**Stated goal:**
Take every line that has the string "Länge" and copy it out.

* start *

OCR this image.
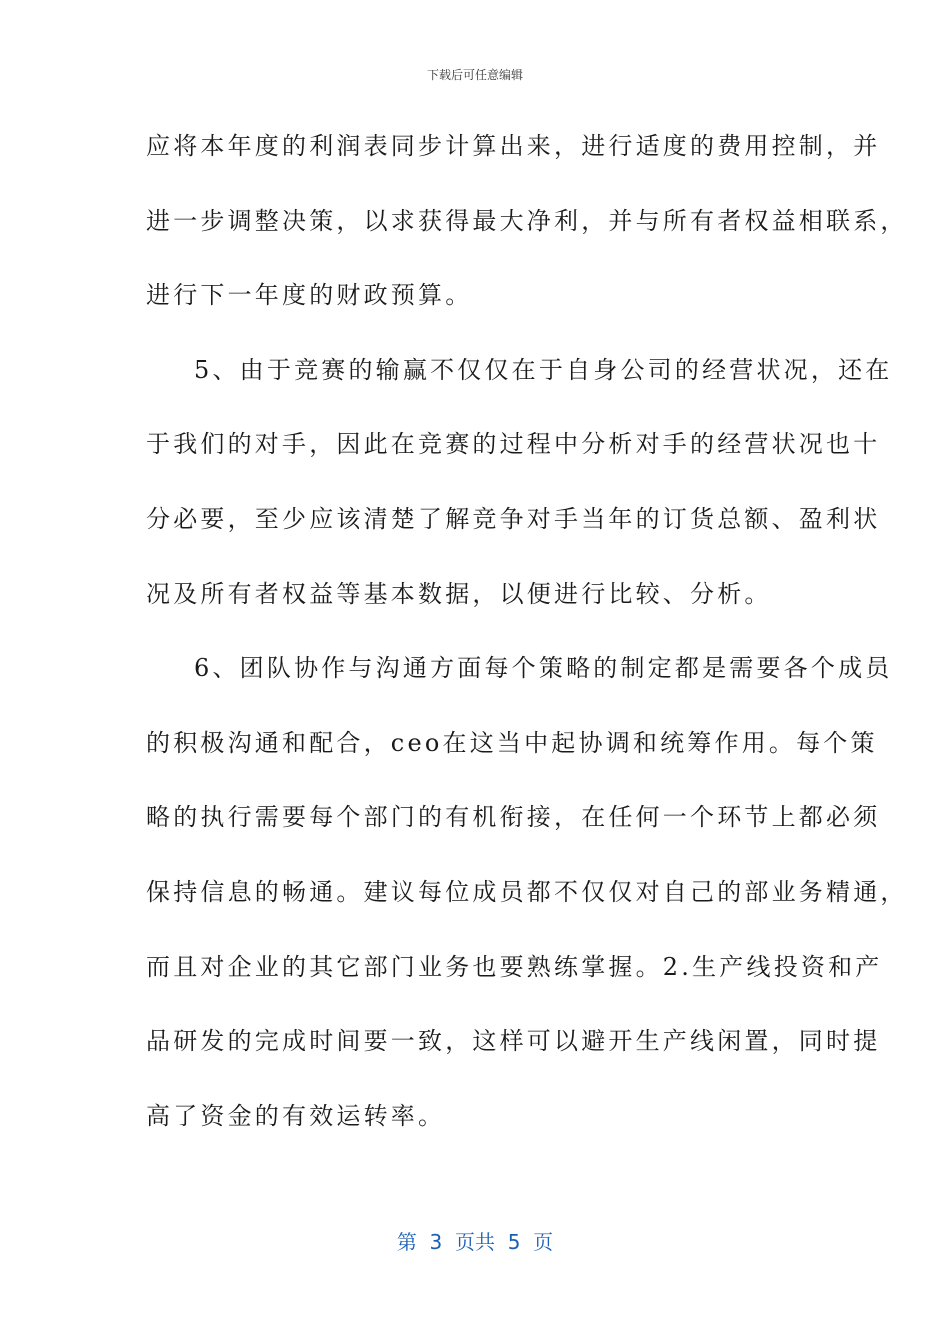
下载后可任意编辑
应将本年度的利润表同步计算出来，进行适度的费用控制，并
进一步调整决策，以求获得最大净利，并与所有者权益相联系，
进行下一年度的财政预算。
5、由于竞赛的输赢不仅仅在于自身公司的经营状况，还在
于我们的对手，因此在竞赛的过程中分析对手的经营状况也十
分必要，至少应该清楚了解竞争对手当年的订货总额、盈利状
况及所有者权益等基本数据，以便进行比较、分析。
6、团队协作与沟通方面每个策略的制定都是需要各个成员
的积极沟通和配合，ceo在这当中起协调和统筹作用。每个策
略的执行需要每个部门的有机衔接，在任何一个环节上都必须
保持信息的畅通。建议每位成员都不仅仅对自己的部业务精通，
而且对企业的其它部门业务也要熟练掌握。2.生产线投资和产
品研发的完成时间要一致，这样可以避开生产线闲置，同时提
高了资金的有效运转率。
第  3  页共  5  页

* end *
* start *

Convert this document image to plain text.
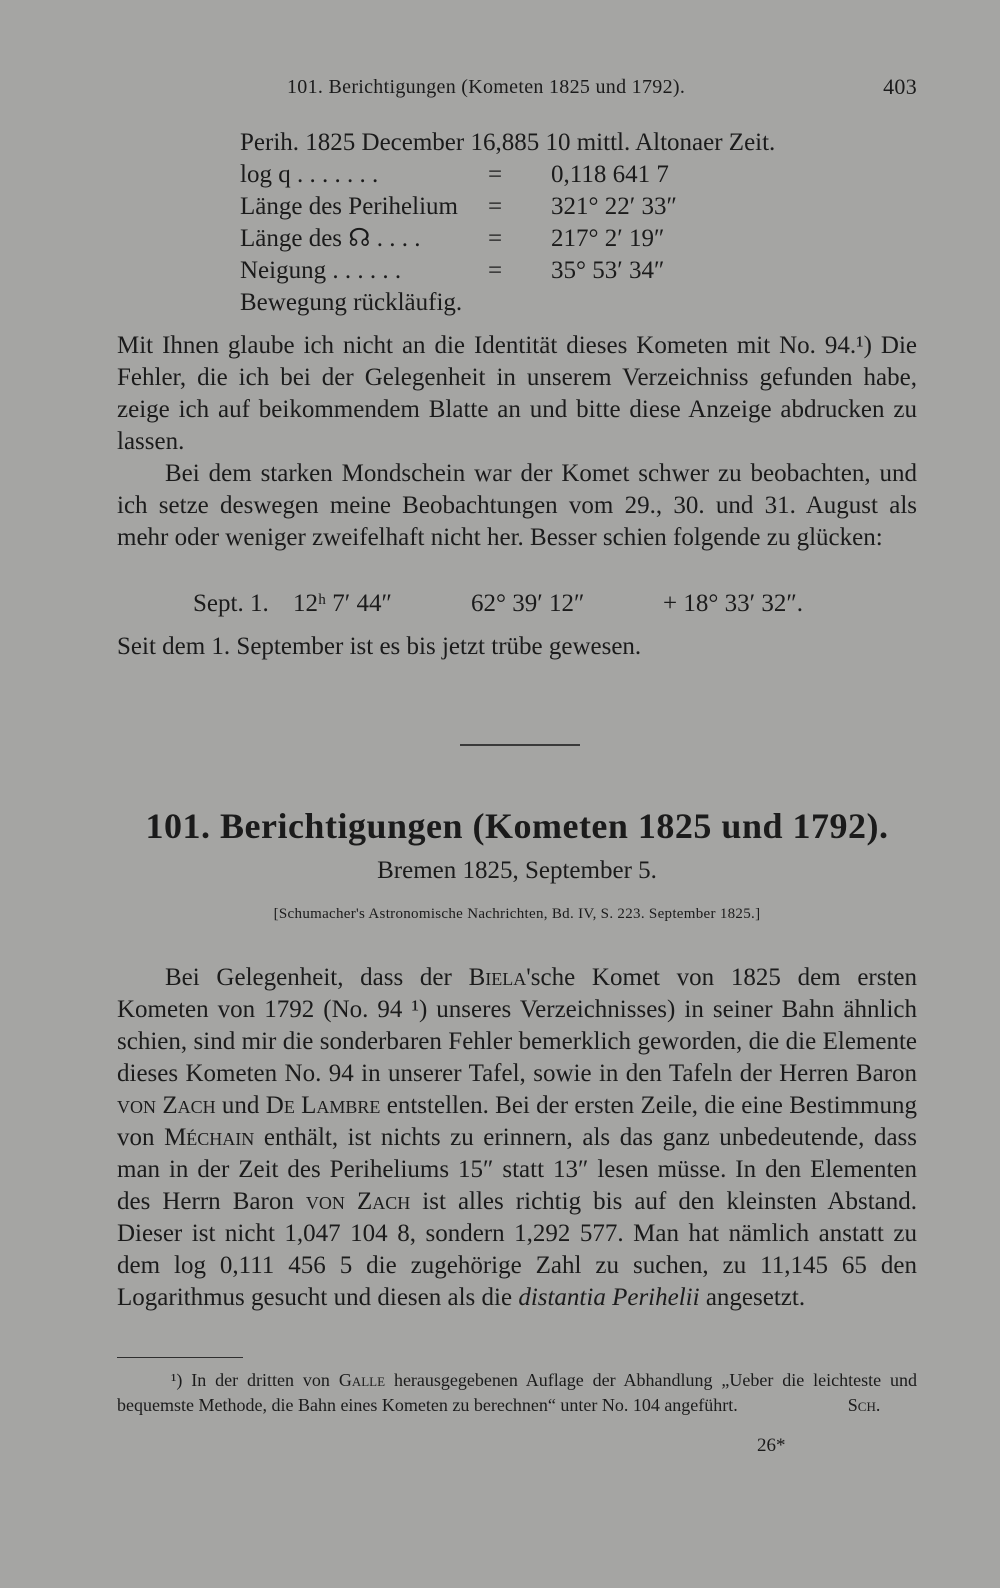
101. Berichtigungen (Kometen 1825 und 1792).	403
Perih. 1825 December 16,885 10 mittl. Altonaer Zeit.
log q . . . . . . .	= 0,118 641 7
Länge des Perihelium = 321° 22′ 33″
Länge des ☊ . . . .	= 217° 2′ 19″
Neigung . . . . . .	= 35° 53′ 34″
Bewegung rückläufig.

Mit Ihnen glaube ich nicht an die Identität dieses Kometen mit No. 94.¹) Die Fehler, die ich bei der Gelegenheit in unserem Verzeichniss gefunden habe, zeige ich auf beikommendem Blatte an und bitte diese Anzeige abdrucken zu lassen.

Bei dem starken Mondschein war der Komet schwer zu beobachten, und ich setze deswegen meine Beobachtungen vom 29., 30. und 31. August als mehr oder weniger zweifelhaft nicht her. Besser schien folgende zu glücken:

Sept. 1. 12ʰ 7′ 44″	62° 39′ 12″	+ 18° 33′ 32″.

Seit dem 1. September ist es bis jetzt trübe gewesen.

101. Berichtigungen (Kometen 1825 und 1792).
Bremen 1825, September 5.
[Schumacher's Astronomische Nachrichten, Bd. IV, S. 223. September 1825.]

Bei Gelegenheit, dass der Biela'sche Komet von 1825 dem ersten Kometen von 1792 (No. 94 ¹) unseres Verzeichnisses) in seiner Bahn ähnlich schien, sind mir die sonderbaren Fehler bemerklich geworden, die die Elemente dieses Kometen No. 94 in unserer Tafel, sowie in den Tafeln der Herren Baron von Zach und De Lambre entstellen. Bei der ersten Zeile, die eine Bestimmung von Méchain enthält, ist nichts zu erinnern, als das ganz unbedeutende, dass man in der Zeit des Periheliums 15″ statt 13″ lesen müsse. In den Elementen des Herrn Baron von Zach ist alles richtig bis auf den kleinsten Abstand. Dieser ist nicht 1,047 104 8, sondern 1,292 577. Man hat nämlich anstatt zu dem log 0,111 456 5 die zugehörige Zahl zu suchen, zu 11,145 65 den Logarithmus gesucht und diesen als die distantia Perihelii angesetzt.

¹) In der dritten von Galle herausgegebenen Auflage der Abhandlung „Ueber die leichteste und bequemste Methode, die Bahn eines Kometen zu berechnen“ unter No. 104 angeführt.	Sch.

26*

* end *

**Reply:**
Länge des Perihelium = 321° 22′ 33″
Länge des ☊ . . . .	= 217° 2′ 19″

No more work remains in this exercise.